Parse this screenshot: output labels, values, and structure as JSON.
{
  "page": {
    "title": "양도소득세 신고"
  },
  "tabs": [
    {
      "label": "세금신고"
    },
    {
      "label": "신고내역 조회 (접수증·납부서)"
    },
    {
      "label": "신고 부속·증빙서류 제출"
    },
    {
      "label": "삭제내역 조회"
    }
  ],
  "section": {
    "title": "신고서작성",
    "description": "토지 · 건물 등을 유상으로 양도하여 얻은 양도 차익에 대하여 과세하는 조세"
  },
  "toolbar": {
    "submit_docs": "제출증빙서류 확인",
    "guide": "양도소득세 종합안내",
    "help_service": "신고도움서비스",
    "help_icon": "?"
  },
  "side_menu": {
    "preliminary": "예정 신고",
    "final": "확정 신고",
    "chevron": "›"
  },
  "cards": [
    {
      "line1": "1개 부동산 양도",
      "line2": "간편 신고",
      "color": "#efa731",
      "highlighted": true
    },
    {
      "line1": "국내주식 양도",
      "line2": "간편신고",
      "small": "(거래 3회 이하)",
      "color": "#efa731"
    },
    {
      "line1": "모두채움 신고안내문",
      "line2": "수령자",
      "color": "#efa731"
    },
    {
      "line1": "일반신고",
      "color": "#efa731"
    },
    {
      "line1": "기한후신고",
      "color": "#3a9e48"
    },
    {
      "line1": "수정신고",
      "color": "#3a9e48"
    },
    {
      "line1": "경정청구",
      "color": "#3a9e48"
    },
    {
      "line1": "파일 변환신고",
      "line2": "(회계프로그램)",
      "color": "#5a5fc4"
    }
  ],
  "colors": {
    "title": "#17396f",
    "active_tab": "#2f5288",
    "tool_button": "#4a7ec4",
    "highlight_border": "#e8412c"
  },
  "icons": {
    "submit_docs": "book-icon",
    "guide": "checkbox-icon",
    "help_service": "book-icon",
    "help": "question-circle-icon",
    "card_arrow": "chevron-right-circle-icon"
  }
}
▬▬▬
What the task asks:
Pull out all lines containing the word "chevron" from the entries above.

Reply to the task:
    "chevron": "›"
    "card_arrow": "chevron-right-circle-icon"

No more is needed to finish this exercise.